Vorliegender Auszug -

______________________________

Was ist das Gemeinsame der aktuellen weltweiten Protestbewegungen? Und weshalb beginnen sie immer deutlicher zusammenzuklingen – wie eine Art globale Musik? In seinem Vortrag zeigt Stéphane M. Grueso – Dokumentarfilmer und Aktivist der Protestbewegung 15-M in Spanien – die Gemeinsamkeiten der aktuellen Protestbewegungen auf und verdeutlicht, was für Chancen sich daraus ergeben.
Im Jahr 2011 erlebten wir weltweit eine ganze Reihe von Protestbewegungen in Ländern unterschiedlichster politischer und gesellschaftlicher Verhältnisse. Es begann in Nordafrika – Tunesien und Ägypten –, setzte sich fort in Griechenland und Spanien sowie später mit den Occupy-Bewegungen in den Vereinigten Staaten.

______________________________

Gespeicherte Zeilen -

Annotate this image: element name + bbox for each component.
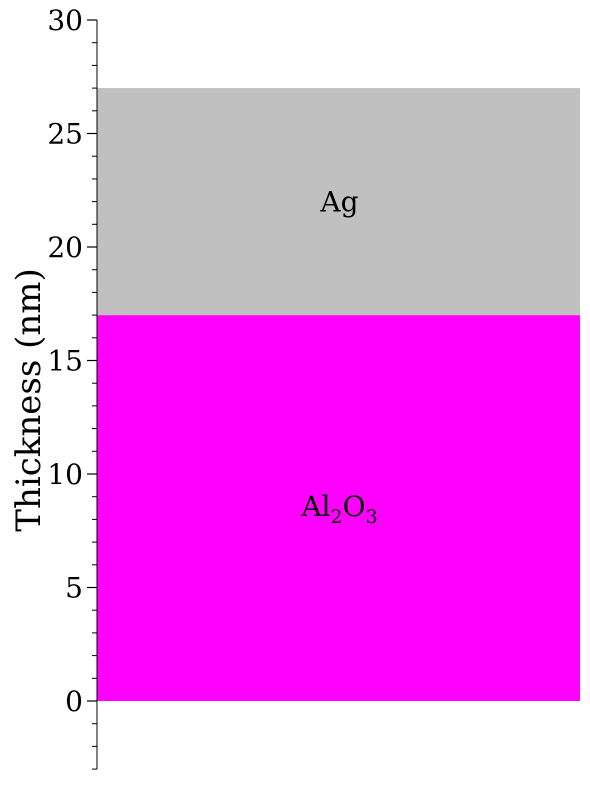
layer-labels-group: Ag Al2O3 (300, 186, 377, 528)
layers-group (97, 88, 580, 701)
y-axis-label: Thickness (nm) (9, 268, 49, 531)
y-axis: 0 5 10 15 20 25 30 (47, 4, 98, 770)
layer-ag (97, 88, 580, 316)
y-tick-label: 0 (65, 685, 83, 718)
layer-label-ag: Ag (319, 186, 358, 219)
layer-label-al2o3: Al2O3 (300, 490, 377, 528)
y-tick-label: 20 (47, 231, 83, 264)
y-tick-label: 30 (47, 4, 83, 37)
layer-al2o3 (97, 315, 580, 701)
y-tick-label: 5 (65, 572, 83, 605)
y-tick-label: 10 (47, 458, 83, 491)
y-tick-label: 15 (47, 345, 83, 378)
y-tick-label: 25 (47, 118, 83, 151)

______________________________

Ziel der Übung -
Wo begann laut dem Auszug über die Protestbewegungen die Reihe der Proteste im Jahr 2011?

Antwort -
In Nordafrika, in Tunesien und Ägypten.